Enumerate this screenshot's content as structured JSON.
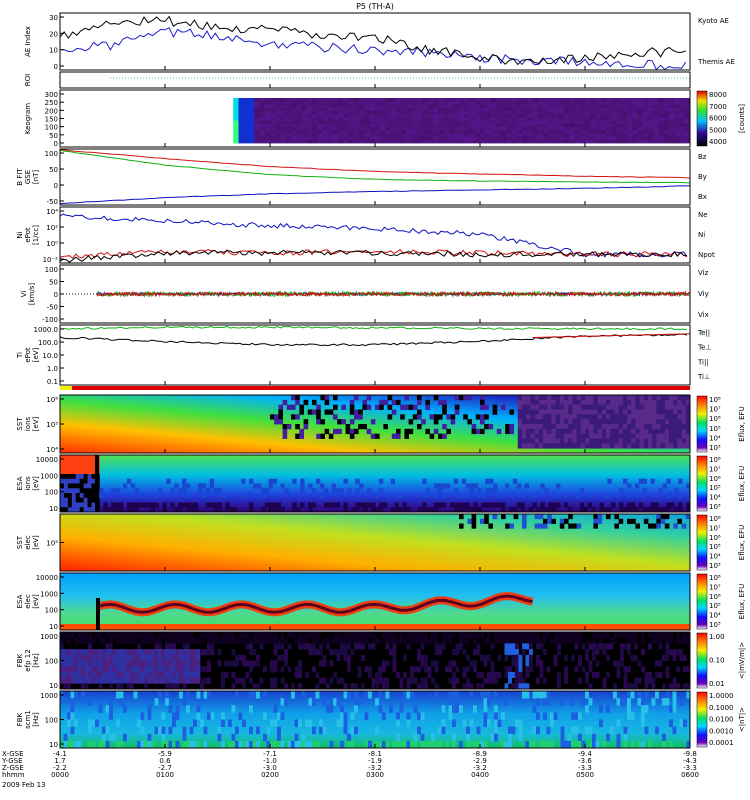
{
  "title": "P5 (TH-A)",
  "panels": [
    {
      "id": "ae",
      "ylabel": [
        "AE Index"
      ],
      "ticks": [
        "30",
        "20",
        "10",
        "0"
      ],
      "legend": [
        {
          "text": "Kyoto AE",
          "color": "#1c1cc8"
        },
        {
          "text": "Themis AE",
          "color": "#000000"
        }
      ]
    },
    {
      "id": "roi",
      "ylabel": [
        "ROI"
      ],
      "ticks": [],
      "legend": []
    },
    {
      "id": "keogram",
      "ylabel": [
        "Keogram"
      ],
      "ticks": [
        "300",
        "250",
        "200",
        "150",
        "100",
        "50",
        "0"
      ],
      "legend": []
    },
    {
      "id": "bfield",
      "ylabel": [
        "B FIT",
        "GSE",
        "[nT]"
      ],
      "ticks": [
        "100",
        "50",
        "0",
        "-50"
      ],
      "legend": [
        {
          "text": "Bz",
          "color": "#d01010"
        },
        {
          "text": "By",
          "color": "#10b010"
        },
        {
          "text": "Bx",
          "color": "#1010c0"
        }
      ]
    },
    {
      "id": "density",
      "ylabel": [
        "Ni",
        "ePot",
        "[1/cc]"
      ],
      "ticks": [
        "10⁴",
        "10²",
        "10⁰",
        "10⁻²"
      ],
      "legend": [
        {
          "text": "Ne",
          "color": "#d01010"
        },
        {
          "text": "Ni",
          "color": "#000000"
        },
        {
          "text": "Npot",
          "color": "#1010c0"
        }
      ]
    },
    {
      "id": "velocity",
      "ylabel": [
        "Vi",
        "[km/s]"
      ],
      "ticks": [
        "100",
        "50",
        "0",
        "-50",
        "-100"
      ],
      "legend": [
        {
          "text": "Viz",
          "color": "#d01010"
        },
        {
          "text": "Viy",
          "color": "#10b010"
        },
        {
          "text": "Vix",
          "color": "#1010c0"
        }
      ]
    },
    {
      "id": "temp",
      "ylabel": [
        "Ti",
        "ePot",
        "[eV]"
      ],
      "ticks": [
        "1000.0",
        "100.0",
        "10.0",
        "1.0",
        "0.1"
      ],
      "legend": [
        {
          "text": "Te||",
          "color": "#000000"
        },
        {
          "text": "Te⊥",
          "color": "#d01010"
        },
        {
          "text": "Ti||",
          "color": "#10b010"
        },
        {
          "text": "Ti⊥",
          "color": "#1010c0"
        }
      ]
    },
    {
      "id": "sst_i",
      "ylabel": [
        "SST",
        "ions",
        "[eV]"
      ],
      "ticks": [
        "10⁶",
        "10⁵",
        "10⁴"
      ],
      "legend": []
    },
    {
      "id": "esa_i",
      "ylabel": [
        "ESA",
        "ions",
        "[eV]"
      ],
      "ticks": [
        "10000",
        "1000",
        "100",
        "10"
      ],
      "legend": []
    },
    {
      "id": "sst_e",
      "ylabel": [
        "SST",
        "elec",
        "[eV]"
      ],
      "ticks": [
        "10⁵"
      ],
      "legend": []
    },
    {
      "id": "esa_e",
      "ylabel": [
        "ESA",
        "elec",
        "[eV]"
      ],
      "ticks": [
        "10000",
        "1000",
        "100",
        "10"
      ],
      "legend": []
    },
    {
      "id": "fbk1",
      "ylabel": [
        "FBK",
        "efp 12",
        "[Hz]"
      ],
      "ticks": [
        "1000",
        "100",
        "10"
      ],
      "legend": []
    },
    {
      "id": "fbk2",
      "ylabel": [
        "FBK",
        "scm1",
        "[Hz]"
      ],
      "ticks": [
        "1000",
        "100",
        "10"
      ],
      "legend": []
    }
  ],
  "colorbars": [
    {
      "id": "keogram",
      "labels": [
        "8000",
        "7000",
        "6000",
        "5000",
        "4000"
      ],
      "unit": "[counts]"
    },
    {
      "id": "sst_i",
      "labels": [
        "10⁸",
        "10⁷",
        "10⁶",
        "10⁵",
        "10⁴",
        "10³"
      ],
      "unit": "Eflux, EFU"
    },
    {
      "id": "esa_i",
      "labels": [
        "10⁸",
        "10⁷",
        "10⁶",
        "10⁵",
        "10⁴",
        "10³"
      ],
      "unit": "Eflux, EFU"
    },
    {
      "id": "sst_e",
      "labels": [
        "10⁸",
        "10⁷",
        "10⁶",
        "10⁵",
        "10⁴",
        "10³"
      ],
      "unit": "Eflux, EFU"
    },
    {
      "id": "esa_e",
      "labels": [
        "10⁸",
        "10⁷",
        "10⁶",
        "10⁵",
        "10⁴",
        "10³"
      ],
      "unit": "Eflux, EFU"
    },
    {
      "id": "fbk1",
      "labels": [
        "1.00",
        "0.10",
        "0.01"
      ],
      "unit": "<|mV/m|>"
    },
    {
      "id": "fbk2",
      "labels": [
        "1.0000",
        "0.1000",
        "0.0100",
        "0.0010",
        "0.0001"
      ],
      "unit": "<|nT|>"
    }
  ],
  "xaxis": {
    "row_labels": [
      "X-GSE",
      "Y-GSE",
      "Z-GSE",
      "hhmm"
    ],
    "date": "2009 Feb 13",
    "columns": [
      {
        "x": "-4.1",
        "y": "1.7",
        "z": "-2.2",
        "t": "0000"
      },
      {
        "x": "-5.9",
        "y": "0.6",
        "z": "-2.7",
        "t": "0100"
      },
      {
        "x": "-7.1",
        "y": "-1.0",
        "z": "-3.0",
        "t": "0200"
      },
      {
        "x": "-8.1",
        "y": "-1.9",
        "z": "-3.2",
        "t": "0300"
      },
      {
        "x": "-8.9",
        "y": "-2.9",
        "z": "-3.2",
        "t": "0400"
      },
      {
        "x": "-9.4",
        "y": "-3.6",
        "z": "-3.3",
        "t": "0500"
      },
      {
        "x": "-9.8",
        "y": "-4.3",
        "z": "-3.3",
        "t": "0600"
      }
    ]
  },
  "chart_data": [
    {
      "type": "line",
      "title": "AE Index",
      "x_unit": "hhmm",
      "xlim": [
        "0000",
        "0600"
      ],
      "ylim": [
        0,
        30
      ],
      "series": [
        {
          "name": "Kyoto AE",
          "x": [
            0,
            0.5,
            1,
            1.5,
            2,
            2.5,
            3,
            3.5,
            4,
            4.5,
            5,
            5.5,
            6
          ],
          "y": [
            12,
            13,
            20,
            18,
            14,
            12,
            10,
            9,
            6,
            5,
            4,
            3,
            2
          ]
        },
        {
          "name": "Themis AE",
          "x": [
            0,
            0.5,
            1,
            1.5,
            2,
            2.5,
            3,
            3.5,
            4,
            4.5,
            5,
            5.5,
            6
          ],
          "y": [
            17,
            25,
            26,
            22,
            21,
            18,
            17,
            11,
            6,
            5,
            6,
            9,
            10
          ]
        }
      ]
    },
    {
      "type": "line",
      "title": "B FIT GSE",
      "ylim": [
        -75,
        100
      ],
      "series": [
        {
          "name": "Bz",
          "x": [
            0,
            1,
            2,
            3,
            4,
            5,
            6
          ],
          "y": [
            98,
            70,
            45,
            30,
            22,
            15,
            10
          ]
        },
        {
          "name": "By",
          "x": [
            0,
            1,
            2,
            3,
            4,
            5,
            6
          ],
          "y": [
            95,
            50,
            20,
            5,
            0,
            -3,
            -5
          ]
        },
        {
          "name": "Bx",
          "x": [
            0,
            1,
            2,
            3,
            4,
            5,
            6
          ],
          "y": [
            -70,
            -52,
            -40,
            -33,
            -28,
            -23,
            -15
          ]
        }
      ]
    },
    {
      "type": "line",
      "title": "Ni",
      "ylabel": "[1/cc]",
      "yscale": "log",
      "series": [
        {
          "name": "Npot",
          "x": [
            0,
            1,
            2,
            3,
            4,
            5,
            6
          ],
          "y": [
            3000,
            800,
            200,
            100,
            20,
            0.1,
            0.1
          ]
        },
        {
          "name": "Ne",
          "x": [
            0,
            1,
            2,
            3,
            4,
            5,
            6
          ],
          "y": [
            0.05,
            0.2,
            0.15,
            0.2,
            0.15,
            0.1,
            0.1
          ]
        },
        {
          "name": "Ni",
          "x": [
            0,
            1,
            2,
            3,
            4,
            5,
            6
          ],
          "y": [
            0.02,
            0.15,
            0.15,
            0.15,
            0.1,
            0.1,
            0.1
          ]
        }
      ]
    },
    {
      "type": "line",
      "title": "Ti",
      "ylabel": "[eV]",
      "yscale": "log",
      "series": [
        {
          "name": "Ti||",
          "x": [
            0,
            1,
            2,
            3,
            4,
            5,
            6
          ],
          "y": [
            1500,
            2000,
            2000,
            1800,
            1600,
            1500,
            1500
          ]
        },
        {
          "name": "Te||",
          "x": [
            0,
            1,
            2,
            3,
            4,
            5,
            6
          ],
          "y": [
            300,
            150,
            80,
            80,
            150,
            400,
            500
          ]
        }
      ]
    }
  ]
}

• **INSTRUCTIONS FOR THE TASK**
Copy all lines from the material that include "title".

• **CORRECT RESPONSE**
  "title": "P5 (TH-A)",
      "title": "AE Index",
      "title": "B FIT GSE",
      "title": "Ni",
      "title": "Ti",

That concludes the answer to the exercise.